**Prompt**
Find the lines holding the word "from" and collect them.

**Provided records**
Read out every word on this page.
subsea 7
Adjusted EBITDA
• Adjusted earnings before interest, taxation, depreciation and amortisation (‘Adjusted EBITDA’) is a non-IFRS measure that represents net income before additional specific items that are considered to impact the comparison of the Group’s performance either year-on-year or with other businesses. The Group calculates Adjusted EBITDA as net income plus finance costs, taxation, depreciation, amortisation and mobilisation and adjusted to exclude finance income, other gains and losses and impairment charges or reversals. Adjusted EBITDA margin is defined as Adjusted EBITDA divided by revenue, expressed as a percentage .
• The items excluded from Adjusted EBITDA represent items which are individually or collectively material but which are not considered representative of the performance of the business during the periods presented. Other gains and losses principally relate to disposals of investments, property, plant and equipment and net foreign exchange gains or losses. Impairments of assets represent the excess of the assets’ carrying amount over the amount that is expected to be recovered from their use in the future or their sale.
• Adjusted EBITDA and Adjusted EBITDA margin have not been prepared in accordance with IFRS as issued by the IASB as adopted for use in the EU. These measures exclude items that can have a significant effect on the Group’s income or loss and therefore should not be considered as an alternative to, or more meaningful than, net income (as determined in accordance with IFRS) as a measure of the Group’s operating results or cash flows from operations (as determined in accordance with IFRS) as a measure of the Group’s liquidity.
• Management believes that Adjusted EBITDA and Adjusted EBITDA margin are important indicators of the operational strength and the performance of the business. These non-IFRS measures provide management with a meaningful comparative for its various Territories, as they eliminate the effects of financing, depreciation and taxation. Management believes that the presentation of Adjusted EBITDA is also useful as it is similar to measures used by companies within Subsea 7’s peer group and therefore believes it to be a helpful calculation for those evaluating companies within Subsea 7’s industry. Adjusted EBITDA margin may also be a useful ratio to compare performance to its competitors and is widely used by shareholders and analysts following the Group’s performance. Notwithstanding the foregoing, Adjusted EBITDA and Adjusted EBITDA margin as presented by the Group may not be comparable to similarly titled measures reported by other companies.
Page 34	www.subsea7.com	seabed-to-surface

**Exercise response**
• The items excluded from Adjusted EBITDA represent items which are individually or collectively material but which are not considered representative of the performance of the business during the periods presented. Other gains and losses principally relate to disposals of investments, property, plant and equipment and net foreign exchange gains or losses. Impairments of assets represent the excess of the assets’ carrying amount over the amount that is expected to be recovered from their use in the future or their sale.
• Adjusted EBITDA and Adjusted EBITDA margin have not been prepared in accordance with IFRS as issued by the IASB as adopted for use in the EU. These measures exclude items that can have a significant effect on the Group’s income or loss and therefore should not be considered as an alternative to, or more meaningful than, net income (as determined in accordance with IFRS) as a measure of the Group’s operating results or cash flows from operations (as determined in accordance with IFRS) as a measure of the Group’s liquidity.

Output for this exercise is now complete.